▼▼▼

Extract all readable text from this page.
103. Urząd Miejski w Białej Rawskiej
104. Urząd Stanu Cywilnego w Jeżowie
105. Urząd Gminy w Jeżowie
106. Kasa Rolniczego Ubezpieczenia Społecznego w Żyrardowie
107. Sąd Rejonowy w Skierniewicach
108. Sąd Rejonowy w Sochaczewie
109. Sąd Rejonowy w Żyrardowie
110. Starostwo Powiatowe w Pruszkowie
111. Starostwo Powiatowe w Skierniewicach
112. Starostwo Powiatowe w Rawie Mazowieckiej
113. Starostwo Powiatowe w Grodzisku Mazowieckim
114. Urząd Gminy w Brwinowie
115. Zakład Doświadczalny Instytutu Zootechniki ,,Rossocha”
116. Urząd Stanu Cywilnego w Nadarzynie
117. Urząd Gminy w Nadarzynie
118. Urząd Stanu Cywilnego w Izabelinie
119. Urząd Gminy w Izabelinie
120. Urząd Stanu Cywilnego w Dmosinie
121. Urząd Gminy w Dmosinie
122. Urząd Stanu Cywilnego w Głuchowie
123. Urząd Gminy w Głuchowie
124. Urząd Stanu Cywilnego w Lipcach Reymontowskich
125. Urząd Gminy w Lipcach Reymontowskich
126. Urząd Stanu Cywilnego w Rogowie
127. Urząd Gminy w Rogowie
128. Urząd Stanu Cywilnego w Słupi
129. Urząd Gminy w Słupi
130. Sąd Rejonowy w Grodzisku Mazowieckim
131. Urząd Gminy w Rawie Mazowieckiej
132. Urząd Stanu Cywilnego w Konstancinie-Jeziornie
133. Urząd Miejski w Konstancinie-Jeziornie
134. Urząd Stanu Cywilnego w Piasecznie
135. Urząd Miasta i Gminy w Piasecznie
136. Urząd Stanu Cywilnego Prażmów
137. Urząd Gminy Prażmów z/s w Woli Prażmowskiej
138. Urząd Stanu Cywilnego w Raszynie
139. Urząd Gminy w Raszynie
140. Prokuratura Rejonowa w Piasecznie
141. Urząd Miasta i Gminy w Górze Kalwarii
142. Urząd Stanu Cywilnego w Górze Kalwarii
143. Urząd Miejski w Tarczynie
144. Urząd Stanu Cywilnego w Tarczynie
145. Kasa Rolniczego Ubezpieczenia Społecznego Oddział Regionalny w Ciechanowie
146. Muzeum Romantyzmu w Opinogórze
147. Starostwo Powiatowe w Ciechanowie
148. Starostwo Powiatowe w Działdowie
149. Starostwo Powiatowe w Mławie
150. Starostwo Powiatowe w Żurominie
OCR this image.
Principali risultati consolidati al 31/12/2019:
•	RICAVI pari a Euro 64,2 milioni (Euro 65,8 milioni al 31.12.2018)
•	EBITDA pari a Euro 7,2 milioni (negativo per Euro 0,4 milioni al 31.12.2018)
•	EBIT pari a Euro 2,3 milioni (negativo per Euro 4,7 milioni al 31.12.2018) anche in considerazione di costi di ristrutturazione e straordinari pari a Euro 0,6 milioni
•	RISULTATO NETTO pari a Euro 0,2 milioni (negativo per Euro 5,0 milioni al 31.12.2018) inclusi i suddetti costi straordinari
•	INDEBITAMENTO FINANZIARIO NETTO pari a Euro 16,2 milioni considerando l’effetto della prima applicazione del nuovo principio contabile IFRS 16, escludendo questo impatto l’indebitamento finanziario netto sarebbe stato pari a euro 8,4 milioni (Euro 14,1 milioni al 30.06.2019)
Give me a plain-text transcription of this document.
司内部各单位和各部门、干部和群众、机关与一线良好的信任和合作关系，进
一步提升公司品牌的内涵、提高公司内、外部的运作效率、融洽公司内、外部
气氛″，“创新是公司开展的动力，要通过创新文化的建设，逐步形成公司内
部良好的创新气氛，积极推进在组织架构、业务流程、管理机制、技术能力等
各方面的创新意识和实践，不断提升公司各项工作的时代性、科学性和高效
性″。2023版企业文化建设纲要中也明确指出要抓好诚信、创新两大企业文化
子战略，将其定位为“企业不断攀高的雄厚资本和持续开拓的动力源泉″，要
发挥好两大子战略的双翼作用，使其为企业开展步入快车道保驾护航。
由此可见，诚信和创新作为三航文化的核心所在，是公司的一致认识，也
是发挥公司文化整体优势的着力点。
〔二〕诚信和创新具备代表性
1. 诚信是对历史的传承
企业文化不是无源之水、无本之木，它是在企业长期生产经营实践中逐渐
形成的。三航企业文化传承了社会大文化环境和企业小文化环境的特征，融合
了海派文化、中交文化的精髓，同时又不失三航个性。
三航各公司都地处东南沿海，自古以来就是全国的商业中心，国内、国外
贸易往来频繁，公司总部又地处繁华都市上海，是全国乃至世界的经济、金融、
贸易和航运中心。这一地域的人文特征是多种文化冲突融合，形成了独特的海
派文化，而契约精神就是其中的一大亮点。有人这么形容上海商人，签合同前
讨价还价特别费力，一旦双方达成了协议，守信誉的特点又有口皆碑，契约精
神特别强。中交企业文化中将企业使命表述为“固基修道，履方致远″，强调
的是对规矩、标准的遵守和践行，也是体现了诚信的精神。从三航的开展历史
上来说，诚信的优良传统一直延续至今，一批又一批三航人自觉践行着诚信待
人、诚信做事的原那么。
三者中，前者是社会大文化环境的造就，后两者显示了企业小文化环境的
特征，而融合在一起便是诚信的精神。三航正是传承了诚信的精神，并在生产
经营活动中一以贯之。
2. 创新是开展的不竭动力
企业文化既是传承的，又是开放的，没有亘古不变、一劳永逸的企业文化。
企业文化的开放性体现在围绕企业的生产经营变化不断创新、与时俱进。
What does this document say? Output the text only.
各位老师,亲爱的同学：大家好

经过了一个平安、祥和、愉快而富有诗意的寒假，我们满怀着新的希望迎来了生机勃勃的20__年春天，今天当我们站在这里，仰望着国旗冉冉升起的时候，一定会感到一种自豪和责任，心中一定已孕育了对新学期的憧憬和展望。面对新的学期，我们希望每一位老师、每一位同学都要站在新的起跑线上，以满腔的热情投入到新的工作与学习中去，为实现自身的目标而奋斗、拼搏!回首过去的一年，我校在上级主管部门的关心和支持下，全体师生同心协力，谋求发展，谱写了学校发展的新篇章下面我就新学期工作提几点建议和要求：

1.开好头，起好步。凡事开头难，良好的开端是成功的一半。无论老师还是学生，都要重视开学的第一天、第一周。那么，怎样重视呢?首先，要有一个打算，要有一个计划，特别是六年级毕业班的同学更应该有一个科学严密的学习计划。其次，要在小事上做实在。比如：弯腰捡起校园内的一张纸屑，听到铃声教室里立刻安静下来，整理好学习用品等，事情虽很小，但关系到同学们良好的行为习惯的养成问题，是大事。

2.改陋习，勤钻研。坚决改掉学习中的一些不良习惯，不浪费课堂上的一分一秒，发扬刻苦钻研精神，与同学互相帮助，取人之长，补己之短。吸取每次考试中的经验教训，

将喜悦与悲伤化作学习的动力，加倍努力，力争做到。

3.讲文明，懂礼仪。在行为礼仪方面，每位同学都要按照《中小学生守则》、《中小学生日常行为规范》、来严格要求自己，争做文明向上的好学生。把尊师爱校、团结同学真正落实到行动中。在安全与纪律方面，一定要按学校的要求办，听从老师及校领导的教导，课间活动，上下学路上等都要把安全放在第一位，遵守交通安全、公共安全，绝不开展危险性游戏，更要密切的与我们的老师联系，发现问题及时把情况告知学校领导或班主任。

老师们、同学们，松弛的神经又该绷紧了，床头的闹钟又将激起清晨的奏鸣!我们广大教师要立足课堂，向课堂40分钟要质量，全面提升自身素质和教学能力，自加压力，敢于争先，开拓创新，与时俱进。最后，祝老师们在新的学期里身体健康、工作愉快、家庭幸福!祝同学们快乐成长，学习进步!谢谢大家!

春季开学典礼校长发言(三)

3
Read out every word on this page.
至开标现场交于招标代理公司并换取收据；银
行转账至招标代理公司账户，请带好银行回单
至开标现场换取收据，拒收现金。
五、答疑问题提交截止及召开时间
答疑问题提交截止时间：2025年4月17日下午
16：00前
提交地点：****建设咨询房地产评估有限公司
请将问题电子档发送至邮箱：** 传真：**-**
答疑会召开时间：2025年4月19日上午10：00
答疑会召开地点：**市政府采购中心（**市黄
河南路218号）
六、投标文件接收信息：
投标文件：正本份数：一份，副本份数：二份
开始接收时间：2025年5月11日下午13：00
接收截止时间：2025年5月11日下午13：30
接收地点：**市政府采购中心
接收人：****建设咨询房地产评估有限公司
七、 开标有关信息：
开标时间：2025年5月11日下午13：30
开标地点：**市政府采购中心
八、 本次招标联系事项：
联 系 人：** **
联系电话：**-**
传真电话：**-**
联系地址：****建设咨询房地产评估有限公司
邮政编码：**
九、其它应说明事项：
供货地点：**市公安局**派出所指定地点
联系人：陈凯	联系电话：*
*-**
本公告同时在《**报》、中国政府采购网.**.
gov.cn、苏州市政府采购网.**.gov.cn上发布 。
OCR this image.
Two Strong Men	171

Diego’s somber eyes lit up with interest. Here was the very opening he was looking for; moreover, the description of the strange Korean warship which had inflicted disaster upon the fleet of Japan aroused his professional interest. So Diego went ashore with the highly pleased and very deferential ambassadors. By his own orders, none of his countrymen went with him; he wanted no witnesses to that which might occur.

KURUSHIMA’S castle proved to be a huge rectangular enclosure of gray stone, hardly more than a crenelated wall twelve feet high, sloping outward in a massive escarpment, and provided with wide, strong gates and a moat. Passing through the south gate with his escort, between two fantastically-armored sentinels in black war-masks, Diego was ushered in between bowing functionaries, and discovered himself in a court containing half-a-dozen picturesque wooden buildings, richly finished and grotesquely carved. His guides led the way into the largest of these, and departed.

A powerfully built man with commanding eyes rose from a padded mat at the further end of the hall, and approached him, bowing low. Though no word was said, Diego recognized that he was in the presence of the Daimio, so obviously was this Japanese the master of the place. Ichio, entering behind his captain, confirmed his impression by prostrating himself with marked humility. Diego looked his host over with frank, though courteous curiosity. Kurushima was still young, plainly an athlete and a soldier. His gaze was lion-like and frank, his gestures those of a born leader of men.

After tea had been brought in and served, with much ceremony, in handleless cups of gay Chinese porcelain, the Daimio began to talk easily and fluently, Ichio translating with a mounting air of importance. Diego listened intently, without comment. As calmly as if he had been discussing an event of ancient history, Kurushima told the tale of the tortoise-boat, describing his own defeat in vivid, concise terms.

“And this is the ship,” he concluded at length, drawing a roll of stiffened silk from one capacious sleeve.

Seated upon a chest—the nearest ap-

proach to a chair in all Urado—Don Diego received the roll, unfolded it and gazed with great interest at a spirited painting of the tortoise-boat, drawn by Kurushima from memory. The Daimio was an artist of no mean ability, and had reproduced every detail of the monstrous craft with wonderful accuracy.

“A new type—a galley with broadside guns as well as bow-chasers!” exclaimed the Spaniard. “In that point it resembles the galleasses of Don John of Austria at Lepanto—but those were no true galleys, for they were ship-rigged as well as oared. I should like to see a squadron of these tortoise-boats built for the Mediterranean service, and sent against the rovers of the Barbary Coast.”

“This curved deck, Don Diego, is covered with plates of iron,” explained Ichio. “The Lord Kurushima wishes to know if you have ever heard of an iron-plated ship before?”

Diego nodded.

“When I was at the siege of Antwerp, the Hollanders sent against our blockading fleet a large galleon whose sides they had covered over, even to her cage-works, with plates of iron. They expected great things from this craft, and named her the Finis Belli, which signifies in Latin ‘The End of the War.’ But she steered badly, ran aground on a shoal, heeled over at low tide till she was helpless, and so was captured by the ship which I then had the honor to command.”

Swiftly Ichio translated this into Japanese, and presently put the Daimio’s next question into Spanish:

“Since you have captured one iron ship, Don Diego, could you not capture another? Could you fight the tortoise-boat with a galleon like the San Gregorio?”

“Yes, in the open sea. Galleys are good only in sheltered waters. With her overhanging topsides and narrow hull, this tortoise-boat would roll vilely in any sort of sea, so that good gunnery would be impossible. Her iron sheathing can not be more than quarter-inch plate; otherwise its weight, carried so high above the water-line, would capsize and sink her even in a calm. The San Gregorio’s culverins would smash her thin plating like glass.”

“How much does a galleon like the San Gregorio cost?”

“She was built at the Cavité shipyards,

▲▲▲

#### [What to produce]
Working from the entries above, return all lines that contain "Rogowie".

#### [Solution to this problem]
126. Urząd Stanu Cywilnego w Rogowie
127. Urząd Gminy w Rogowie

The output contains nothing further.